## Set problem
In the material below, the lines containing the word "阅读教材" are required; copy each of them.

[begin Data provided]

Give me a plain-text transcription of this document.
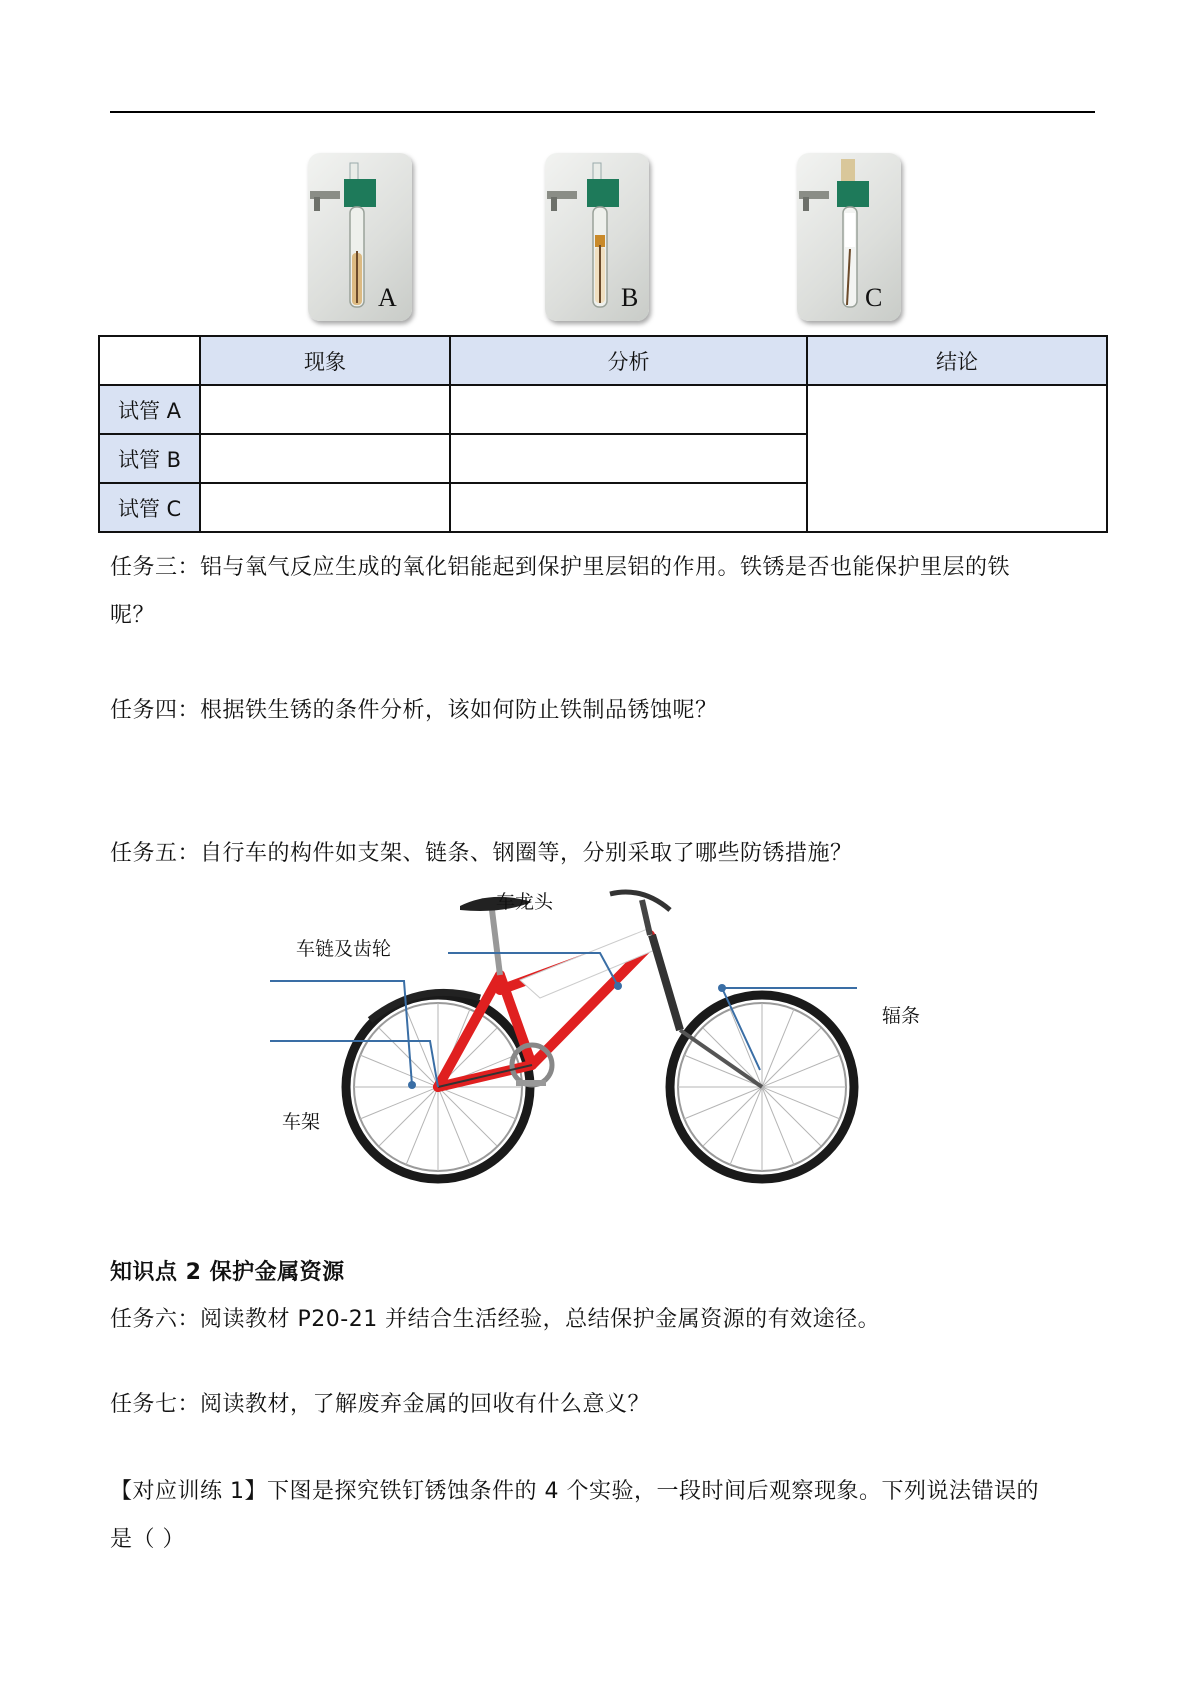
A	B	C
	现象	分析	结论
试管 A			
试管 B			
试管 C			
任务三：铝与氧气反应生成的氧化铝能起到保护里层铝的作用。铁锈是否也能保护里层的铁
呢？
任务四：根据铁生锈的条件分析，该如何防止铁制品锈蚀呢？
任务五：自行车的构件如支架、链条、钢圈等，分别采取了哪些防锈措施？
车龙头
车链及齿轮
辐条
车架
知识点 2 保护金属资源
任务六：阅读教材 P20-21 并结合生活经验，总结保护金属资源的有效途径。
任务七：阅读教材，了解废弃金属的回收有什么意义？
【对应训练 1】下图是探究铁钉锈蚀条件的 4 个实验，一段时间后观察现象。下列说法错误的
是（ ）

[end Data provided]

## Response
任务六：阅读教材 P20-21 并结合生活经验，总结保护金属资源的有效途径。
任务七：阅读教材，了解废弃金属的回收有什么意义？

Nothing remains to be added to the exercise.